## What you are asked to do
Draw out every line with the word "рекламы" from the listing below.

## Stored data

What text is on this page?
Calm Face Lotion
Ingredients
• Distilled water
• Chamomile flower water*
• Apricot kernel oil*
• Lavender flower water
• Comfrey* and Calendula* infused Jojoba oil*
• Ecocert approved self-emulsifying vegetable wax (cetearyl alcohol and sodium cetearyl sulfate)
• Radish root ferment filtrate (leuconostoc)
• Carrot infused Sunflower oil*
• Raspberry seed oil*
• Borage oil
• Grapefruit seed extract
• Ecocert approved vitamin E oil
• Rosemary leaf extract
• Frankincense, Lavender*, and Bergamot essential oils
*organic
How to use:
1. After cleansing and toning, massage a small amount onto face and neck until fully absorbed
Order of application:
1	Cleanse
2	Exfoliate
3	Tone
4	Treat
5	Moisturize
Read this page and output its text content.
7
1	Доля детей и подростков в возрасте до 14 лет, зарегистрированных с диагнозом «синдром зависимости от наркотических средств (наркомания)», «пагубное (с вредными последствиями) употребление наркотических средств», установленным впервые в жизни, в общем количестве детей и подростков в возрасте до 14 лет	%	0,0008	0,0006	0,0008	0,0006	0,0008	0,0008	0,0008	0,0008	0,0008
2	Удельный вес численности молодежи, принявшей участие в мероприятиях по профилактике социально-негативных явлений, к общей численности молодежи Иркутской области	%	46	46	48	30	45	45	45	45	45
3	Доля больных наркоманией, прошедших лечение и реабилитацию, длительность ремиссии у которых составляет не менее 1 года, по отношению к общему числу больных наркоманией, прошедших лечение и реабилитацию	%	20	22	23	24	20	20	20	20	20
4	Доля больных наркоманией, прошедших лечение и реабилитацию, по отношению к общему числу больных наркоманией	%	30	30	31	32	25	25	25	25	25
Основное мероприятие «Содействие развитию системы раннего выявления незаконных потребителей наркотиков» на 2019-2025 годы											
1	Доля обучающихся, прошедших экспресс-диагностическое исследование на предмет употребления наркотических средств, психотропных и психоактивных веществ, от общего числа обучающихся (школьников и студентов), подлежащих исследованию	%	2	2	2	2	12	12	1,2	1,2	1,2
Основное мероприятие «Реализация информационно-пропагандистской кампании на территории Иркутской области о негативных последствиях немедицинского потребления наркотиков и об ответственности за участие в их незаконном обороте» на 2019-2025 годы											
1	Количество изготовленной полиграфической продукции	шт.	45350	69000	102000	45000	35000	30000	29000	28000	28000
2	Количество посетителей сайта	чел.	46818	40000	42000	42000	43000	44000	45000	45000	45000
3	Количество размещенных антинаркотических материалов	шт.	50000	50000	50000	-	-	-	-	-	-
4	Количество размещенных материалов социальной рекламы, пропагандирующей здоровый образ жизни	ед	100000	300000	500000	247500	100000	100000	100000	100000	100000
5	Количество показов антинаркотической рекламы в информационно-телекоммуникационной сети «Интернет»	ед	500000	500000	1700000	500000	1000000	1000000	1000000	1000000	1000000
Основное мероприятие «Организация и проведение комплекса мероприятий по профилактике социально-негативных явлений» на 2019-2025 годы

## Exercise response
4	Количество размещенных материалов социальной рекламы, пропагандирующей здоровый образ жизни	ед	100000	300000	500000	247500	100000	100000	100000	100000	100000
5	Количество показов антинаркотической рекламы в информационно-телекоммуникационной сети «Интернет»	ед	500000	500000	1700000	500000	1000000	1000000	1000000	1000000	1000000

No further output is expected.